* Short exercise:
Return all lines with the word "pipe" in them.

* Dataset rows about figures:
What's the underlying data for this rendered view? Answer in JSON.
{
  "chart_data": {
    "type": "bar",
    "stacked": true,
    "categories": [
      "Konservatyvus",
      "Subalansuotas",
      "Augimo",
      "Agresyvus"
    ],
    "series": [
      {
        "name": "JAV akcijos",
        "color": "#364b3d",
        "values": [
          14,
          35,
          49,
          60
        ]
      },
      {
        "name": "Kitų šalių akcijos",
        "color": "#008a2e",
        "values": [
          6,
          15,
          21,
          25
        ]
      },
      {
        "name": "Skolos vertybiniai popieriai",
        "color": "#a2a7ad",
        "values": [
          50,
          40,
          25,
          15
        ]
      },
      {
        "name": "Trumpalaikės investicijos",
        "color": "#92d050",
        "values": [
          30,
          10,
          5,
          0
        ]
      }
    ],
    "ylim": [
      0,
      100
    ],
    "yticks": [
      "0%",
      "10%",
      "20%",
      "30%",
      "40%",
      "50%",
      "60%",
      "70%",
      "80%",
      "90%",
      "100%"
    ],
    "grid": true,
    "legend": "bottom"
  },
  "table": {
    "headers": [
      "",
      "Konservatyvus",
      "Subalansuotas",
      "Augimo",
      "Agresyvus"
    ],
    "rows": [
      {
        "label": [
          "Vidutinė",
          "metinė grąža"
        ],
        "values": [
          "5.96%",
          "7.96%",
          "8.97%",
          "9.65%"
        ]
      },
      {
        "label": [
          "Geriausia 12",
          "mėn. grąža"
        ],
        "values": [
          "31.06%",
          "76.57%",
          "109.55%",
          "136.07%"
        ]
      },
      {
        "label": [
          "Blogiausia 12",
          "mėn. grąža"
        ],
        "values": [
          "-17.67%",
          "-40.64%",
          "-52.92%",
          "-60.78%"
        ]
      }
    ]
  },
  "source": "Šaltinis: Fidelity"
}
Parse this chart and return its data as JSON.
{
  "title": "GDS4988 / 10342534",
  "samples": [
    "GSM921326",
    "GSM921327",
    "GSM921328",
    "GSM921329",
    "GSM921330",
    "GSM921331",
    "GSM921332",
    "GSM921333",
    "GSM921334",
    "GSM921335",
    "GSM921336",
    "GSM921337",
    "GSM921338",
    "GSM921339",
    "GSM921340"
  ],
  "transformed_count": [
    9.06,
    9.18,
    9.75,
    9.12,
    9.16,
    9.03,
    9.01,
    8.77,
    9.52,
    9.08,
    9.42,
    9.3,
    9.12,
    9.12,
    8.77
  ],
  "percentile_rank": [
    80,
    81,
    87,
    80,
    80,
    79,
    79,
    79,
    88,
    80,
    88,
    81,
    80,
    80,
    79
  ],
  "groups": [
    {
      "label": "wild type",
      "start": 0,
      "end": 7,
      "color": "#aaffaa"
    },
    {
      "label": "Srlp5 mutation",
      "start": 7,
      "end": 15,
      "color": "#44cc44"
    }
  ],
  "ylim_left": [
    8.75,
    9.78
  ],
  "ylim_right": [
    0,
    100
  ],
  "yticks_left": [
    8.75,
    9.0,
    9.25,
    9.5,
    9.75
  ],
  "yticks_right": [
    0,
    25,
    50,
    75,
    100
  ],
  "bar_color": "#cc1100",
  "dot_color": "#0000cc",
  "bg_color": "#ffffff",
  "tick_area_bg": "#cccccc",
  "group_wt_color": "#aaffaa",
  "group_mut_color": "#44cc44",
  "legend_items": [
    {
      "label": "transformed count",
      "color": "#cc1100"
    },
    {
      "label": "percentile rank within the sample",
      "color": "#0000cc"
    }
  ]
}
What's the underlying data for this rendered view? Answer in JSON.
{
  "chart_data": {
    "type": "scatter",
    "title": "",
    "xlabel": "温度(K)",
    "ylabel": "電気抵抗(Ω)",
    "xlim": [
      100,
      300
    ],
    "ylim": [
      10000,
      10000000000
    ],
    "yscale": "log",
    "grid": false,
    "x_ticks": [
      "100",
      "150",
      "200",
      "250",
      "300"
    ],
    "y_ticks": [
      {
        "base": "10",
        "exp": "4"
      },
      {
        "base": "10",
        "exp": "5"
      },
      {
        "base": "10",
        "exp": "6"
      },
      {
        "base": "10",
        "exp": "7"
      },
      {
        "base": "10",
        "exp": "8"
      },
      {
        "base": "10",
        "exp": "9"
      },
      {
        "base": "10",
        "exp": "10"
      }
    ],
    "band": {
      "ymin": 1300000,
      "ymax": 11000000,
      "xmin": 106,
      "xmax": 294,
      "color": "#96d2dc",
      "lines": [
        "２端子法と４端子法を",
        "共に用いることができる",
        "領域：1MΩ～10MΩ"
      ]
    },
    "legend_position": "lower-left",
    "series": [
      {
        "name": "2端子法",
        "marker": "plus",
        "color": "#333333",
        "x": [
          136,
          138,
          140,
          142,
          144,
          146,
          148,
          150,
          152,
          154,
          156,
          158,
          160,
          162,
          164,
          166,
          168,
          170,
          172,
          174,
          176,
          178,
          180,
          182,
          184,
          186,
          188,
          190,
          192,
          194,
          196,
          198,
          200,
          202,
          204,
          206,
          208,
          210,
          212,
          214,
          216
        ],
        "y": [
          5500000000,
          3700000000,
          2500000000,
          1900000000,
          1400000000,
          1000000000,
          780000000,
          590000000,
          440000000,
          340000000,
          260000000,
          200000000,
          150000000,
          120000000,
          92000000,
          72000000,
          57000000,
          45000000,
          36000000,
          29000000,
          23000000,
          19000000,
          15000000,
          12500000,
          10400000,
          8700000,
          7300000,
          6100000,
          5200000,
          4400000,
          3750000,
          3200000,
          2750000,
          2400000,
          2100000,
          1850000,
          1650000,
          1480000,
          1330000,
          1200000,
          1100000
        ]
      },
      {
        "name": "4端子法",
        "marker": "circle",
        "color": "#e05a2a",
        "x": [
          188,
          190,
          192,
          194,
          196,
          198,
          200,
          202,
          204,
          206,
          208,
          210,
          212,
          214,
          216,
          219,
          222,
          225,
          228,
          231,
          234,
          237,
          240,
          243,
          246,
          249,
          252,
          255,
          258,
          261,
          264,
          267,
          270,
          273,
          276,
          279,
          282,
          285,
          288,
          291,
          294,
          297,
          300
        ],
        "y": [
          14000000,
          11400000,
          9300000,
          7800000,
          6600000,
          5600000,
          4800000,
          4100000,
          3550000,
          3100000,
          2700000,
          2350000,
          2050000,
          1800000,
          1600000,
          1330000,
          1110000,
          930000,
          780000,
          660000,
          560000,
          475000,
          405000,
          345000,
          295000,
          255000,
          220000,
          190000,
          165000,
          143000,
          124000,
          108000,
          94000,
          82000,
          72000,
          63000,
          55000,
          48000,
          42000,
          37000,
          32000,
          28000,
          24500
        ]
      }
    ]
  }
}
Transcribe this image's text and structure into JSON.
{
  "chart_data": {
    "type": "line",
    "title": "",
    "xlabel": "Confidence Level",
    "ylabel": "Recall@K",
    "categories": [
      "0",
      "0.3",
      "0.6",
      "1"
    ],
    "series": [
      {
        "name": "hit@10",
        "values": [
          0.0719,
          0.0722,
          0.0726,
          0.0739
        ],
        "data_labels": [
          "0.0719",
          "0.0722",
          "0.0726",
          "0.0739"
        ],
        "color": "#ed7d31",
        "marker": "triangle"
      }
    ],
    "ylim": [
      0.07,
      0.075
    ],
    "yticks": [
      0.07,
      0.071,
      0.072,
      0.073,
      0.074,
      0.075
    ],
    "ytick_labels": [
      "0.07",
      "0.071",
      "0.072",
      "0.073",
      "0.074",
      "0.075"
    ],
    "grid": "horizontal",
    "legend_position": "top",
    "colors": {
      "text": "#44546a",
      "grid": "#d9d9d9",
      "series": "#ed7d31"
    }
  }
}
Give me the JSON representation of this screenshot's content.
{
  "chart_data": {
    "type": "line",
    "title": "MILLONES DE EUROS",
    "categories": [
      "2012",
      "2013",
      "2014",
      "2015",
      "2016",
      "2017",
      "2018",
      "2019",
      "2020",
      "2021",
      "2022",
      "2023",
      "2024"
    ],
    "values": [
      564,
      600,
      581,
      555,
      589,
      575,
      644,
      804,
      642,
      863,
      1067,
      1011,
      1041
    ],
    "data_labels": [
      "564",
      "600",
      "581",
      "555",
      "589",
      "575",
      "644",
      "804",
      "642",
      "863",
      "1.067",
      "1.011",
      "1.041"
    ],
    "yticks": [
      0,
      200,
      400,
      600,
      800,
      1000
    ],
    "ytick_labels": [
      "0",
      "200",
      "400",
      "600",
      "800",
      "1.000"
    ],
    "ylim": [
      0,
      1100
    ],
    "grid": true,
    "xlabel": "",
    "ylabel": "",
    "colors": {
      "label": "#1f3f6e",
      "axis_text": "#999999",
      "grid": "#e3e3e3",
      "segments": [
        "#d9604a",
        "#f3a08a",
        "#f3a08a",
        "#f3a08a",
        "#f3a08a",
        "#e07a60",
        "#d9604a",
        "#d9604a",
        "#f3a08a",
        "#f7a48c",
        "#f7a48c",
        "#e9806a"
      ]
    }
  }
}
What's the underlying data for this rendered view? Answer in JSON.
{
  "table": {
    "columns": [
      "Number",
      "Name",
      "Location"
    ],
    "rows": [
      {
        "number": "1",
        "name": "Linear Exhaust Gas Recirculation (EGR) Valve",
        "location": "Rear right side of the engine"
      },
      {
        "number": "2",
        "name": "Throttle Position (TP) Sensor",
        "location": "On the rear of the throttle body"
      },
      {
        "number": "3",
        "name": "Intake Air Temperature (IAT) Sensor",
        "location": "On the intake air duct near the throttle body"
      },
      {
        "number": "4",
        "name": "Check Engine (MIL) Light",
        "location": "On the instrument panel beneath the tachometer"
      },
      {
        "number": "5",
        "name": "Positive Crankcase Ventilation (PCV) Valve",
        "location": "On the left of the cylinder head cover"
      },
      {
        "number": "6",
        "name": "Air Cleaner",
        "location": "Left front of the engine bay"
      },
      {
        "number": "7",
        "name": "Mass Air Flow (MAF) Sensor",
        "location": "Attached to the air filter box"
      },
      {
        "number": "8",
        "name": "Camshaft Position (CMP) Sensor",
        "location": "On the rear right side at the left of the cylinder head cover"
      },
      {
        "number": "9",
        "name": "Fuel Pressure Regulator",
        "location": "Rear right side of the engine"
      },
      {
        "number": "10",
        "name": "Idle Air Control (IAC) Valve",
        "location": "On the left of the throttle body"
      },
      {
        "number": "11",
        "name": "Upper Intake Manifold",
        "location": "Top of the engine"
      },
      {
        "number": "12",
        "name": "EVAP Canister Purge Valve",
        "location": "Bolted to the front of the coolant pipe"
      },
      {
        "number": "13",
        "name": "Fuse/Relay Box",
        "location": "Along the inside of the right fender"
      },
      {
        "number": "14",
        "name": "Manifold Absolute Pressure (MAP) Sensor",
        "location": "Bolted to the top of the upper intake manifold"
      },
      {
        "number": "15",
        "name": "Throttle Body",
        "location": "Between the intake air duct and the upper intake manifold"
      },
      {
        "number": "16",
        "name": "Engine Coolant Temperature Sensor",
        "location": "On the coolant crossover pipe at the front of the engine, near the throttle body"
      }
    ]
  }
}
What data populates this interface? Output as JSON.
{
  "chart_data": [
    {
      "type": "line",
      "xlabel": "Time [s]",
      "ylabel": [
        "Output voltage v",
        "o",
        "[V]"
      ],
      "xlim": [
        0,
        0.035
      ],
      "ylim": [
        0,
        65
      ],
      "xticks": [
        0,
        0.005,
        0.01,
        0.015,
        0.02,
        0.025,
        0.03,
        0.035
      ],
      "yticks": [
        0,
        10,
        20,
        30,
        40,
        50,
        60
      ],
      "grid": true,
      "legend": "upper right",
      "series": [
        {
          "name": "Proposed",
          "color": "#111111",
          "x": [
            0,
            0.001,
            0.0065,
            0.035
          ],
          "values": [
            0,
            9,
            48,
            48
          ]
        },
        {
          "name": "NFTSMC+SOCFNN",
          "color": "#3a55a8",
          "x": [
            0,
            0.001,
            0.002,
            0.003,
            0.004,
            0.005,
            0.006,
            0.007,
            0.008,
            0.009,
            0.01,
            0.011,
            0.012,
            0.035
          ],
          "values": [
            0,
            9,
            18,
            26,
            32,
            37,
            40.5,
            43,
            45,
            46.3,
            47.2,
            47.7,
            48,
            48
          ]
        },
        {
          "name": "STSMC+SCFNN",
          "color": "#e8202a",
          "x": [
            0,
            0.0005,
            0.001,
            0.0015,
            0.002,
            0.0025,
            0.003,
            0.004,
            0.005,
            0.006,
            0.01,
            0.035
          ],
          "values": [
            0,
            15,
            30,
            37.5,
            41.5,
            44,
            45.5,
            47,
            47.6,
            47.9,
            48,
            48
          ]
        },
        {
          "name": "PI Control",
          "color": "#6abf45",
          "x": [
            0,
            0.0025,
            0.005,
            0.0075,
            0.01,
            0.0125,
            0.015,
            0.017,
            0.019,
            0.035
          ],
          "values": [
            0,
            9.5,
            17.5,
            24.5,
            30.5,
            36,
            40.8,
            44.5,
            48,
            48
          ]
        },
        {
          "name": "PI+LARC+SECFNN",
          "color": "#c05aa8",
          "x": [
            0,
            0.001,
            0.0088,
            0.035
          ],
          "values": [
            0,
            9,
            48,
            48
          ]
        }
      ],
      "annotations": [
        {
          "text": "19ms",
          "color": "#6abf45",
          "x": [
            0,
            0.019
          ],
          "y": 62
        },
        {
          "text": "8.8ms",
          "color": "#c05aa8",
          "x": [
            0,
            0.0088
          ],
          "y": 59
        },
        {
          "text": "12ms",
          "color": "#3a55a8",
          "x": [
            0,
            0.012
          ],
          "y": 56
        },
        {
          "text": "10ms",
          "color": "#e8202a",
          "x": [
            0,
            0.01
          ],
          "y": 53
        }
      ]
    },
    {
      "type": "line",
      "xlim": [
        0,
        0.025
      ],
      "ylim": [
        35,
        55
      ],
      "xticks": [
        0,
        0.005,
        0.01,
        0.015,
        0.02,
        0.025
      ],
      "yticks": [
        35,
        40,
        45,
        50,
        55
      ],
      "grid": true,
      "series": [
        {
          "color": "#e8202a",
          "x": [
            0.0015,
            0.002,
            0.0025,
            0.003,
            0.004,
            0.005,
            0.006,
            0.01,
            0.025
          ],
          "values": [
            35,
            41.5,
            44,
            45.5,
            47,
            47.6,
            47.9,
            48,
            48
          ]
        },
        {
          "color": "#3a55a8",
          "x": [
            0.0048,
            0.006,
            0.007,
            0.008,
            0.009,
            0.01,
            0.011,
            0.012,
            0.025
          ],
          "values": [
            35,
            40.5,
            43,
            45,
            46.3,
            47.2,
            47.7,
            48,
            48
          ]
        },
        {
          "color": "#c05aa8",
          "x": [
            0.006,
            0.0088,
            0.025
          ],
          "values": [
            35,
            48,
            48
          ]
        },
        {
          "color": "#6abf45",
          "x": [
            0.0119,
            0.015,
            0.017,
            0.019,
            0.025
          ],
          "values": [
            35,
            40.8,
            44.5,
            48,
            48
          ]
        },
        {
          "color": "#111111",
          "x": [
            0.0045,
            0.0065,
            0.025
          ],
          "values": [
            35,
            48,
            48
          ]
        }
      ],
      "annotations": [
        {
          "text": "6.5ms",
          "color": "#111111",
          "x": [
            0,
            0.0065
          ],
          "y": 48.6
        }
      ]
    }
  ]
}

* Reply to the task:
        "location": "Bolted to the front of the coolant pipe"
        "location": "On the coolant crossover pipe at the front of the engine, near the throttle body"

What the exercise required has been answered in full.